- _What you need to do_
Return, word for word, every line that follows.

- _Data entries_

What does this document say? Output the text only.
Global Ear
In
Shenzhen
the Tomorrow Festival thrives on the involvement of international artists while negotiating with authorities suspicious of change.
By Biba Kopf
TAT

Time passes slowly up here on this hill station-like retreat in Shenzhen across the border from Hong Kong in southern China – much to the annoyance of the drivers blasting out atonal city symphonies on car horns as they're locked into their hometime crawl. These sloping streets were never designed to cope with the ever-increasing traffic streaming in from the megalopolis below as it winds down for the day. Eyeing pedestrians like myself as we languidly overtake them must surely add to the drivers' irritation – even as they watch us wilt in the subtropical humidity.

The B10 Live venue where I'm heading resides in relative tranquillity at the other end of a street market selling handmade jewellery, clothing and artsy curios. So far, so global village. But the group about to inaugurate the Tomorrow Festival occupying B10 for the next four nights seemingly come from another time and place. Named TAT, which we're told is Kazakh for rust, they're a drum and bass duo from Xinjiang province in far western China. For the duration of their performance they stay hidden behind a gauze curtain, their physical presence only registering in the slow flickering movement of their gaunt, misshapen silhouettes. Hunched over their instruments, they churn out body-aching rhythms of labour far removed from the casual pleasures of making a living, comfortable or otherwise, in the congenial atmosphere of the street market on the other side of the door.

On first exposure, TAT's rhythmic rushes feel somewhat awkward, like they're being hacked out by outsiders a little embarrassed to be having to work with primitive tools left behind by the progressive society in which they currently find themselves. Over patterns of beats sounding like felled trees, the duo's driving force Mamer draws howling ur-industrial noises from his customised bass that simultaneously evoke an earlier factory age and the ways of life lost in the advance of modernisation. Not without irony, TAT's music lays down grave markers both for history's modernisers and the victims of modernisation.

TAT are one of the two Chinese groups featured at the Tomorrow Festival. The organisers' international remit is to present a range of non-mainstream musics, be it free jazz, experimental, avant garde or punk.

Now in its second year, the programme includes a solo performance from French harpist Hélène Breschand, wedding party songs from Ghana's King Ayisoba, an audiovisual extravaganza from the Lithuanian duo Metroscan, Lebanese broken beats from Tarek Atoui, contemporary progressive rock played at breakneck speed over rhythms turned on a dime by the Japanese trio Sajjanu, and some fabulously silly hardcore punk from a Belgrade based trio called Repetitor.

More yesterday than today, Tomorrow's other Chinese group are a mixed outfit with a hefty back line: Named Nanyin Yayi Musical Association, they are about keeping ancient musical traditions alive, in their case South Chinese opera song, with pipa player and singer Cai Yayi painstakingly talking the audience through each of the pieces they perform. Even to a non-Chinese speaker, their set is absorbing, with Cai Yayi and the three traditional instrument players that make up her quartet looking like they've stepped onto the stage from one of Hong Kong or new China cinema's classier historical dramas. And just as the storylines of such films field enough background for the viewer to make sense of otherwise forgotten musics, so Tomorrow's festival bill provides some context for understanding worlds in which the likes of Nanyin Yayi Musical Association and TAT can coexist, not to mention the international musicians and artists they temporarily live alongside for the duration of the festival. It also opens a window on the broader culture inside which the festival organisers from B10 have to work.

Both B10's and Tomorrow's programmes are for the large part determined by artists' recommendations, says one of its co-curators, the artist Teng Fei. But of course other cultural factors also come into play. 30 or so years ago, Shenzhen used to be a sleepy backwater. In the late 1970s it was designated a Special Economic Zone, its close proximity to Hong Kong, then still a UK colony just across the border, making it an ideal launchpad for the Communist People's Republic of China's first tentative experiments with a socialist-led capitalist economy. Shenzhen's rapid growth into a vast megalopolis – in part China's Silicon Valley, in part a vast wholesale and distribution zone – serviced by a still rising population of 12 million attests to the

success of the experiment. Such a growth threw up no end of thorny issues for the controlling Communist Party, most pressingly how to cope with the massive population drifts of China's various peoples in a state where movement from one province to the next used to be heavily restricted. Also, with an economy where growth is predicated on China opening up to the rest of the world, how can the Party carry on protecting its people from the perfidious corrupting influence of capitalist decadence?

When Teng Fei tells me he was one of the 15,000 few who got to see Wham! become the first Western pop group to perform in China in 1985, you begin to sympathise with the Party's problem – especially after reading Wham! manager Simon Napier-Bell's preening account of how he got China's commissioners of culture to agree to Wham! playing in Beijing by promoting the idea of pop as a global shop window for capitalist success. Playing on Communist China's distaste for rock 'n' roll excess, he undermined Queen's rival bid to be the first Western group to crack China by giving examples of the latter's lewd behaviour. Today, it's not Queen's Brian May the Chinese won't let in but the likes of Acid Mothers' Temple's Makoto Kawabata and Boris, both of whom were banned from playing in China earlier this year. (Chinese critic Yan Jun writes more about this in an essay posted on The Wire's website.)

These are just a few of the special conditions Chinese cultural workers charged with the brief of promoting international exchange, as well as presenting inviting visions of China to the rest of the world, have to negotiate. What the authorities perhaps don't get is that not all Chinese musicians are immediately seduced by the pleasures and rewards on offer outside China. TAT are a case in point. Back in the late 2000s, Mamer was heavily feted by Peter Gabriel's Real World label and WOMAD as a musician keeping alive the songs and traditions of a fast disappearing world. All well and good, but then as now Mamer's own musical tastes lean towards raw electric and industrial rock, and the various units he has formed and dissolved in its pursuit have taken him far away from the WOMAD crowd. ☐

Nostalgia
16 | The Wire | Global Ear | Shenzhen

- _The response_
What does this document say? Output the text only.
Global Ear
In
Shenzhen
the Tomorrow Festival thrives on the involvement of international artists while negotiating with authorities suspicious of change.
By Biba Kopf
TAT

Time passes slowly up here on this hill station-like retreat in Shenzhen across the border from Hong Kong in southern China – much to the annoyance of the drivers blasting out atonal city symphonies on car horns as they're locked into their hometime crawl. These sloping streets were never designed to cope with the ever-increasing traffic streaming in from the megalopolis below as it winds down for the day. Eyeing pedestrians like myself as we languidly overtake them must surely add to the drivers' irritation – even as they watch us wilt in the subtropical humidity.

The B10 Live venue where I'm heading resides in relative tranquillity at the other end of a street market selling handmade jewellery, clothing and artsy curios. So far, so global village. But the group about to inaugurate the Tomorrow Festival occupying B10 for the next four nights seemingly come from another time and place. Named TAT, which we're told is Kazakh for rust, they're a drum and bass duo from Xinjiang province in far western China. For the duration of their performance they stay hidden behind a gauze curtain, their physical presence only registering in the slow flickering movement of their gaunt, misshapen silhouettes. Hunched over their instruments, they churn out body-aching rhythms of labour far removed from the casual pleasures of making a living, comfortable or otherwise, in the congenial atmosphere of the street market on the other side of the door.

On first exposure, TAT's rhythmic rushes feel somewhat awkward, like they're being hacked out by outsiders a little embarrassed to be having to work with primitive tools left behind by the progressive society in which they currently find themselves. Over patterns of beats sounding like felled trees, the duo's driving force Mamer draws howling ur-industrial noises from his customised bass that simultaneously evoke an earlier factory age and the ways of life lost in the advance of modernisation. Not without irony, TAT's music lays down grave markers both for history's modernisers and the victims of modernisation.

TAT are one of the two Chinese groups featured at the Tomorrow Festival. The organisers' international remit is to present a range of non-mainstream musics, be it free jazz, experimental, avant garde or punk.

Now in its second year, the programme includes a solo performance from French harpist Hélène Breschand, wedding party songs from Ghana's King Ayisoba, an audiovisual extravaganza from the Lithuanian duo Metroscan, Lebanese broken beats from Tarek Atoui, contemporary progressive rock played at breakneck speed over rhythms turned on a dime by the Japanese trio Sajjanu, and some fabulously silly hardcore punk from a Belgrade based trio called Repetitor.

More yesterday than today, Tomorrow's other Chinese group are a mixed outfit with a hefty back line: Named Nanyin Yayi Musical Association, they are about keeping ancient musical traditions alive, in their case South Chinese opera song, with pipa player and singer Cai Yayi painstakingly talking the audience through each of the pieces they perform. Even to a non-Chinese speaker, their set is absorbing, with Cai Yayi and the three traditional instrument players that make up her quartet looking like they've stepped onto the stage from one of Hong Kong or new China cinema's classier historical dramas. And just as the storylines of such films field enough background for the viewer to make sense of otherwise forgotten musics, so Tomorrow's festival bill provides some context for understanding worlds in which the likes of Nanyin Yayi Musical Association and TAT can coexist, not to mention the international musicians and artists they temporarily live alongside for the duration of the festival. It also opens a window on the broader culture inside which the festival organisers from B10 have to work.

Both B10's and Tomorrow's programmes are for the large part determined by artists' recommendations, says one of its co-curators, the artist Teng Fei. But of course other cultural factors also come into play. 30 or so years ago, Shenzhen used to be a sleepy backwater. In the late 1970s it was designated a Special Economic Zone, its close proximity to Hong Kong, then still a UK colony just across the border, making it an ideal launchpad for the Communist People's Republic of China's first tentative experiments with a socialist-led capitalist economy. Shenzhen's rapid growth into a vast megalopolis – in part China's Silicon Valley, in part a vast wholesale and distribution zone – serviced by a still rising population of 12 million attests to the

success of the experiment. Such a growth threw up no end of thorny issues for the controlling Communist Party, most pressingly how to cope with the massive population drifts of China's various peoples in a state where movement from one province to the next used to be heavily restricted. Also, with an economy where growth is predicated on China opening up to the rest of the world, how can the Party carry on protecting its people from the perfidious corrupting influence of capitalist decadence?

When Teng Fei tells me he was one of the 15,000 few who got to see Wham! become the first Western pop group to perform in China in 1985, you begin to sympathise with the Party's problem – especially after reading Wham! manager Simon Napier-Bell's preening account of how he got China's commissioners of culture to agree to Wham! playing in Beijing by promoting the idea of pop as a global shop window for capitalist success. Playing on Communist China's distaste for rock 'n' roll excess, he undermined Queen's rival bid to be the first Western group to crack China by giving examples of the latter's lewd behaviour. Today, it's not Queen's Brian May the Chinese won't let in but the likes of Acid Mothers' Temple's Makoto Kawabata and Boris, both of whom were banned from playing in China earlier this year. (Chinese critic Yan Jun writes more about this in an essay posted on The Wire's website.)

These are just a few of the special conditions Chinese cultural workers charged with the brief of promoting international exchange, as well as presenting inviting visions of China to the rest of the world, have to negotiate. What the authorities perhaps don't get is that not all Chinese musicians are immediately seduced by the pleasures and rewards on offer outside China. TAT are a case in point. Back in the late 2000s, Mamer was heavily feted by Peter Gabriel's Real World label and WOMAD as a musician keeping alive the songs and traditions of a fast disappearing world. All well and good, but then as now Mamer's own musical tastes lean towards raw electric and industrial rock, and the various units he has formed and dissolved in its pursuit have taken him far away from the WOMAD crowd. ☐

Nostalgia
16 | The Wire | Global Ear | Shenzhen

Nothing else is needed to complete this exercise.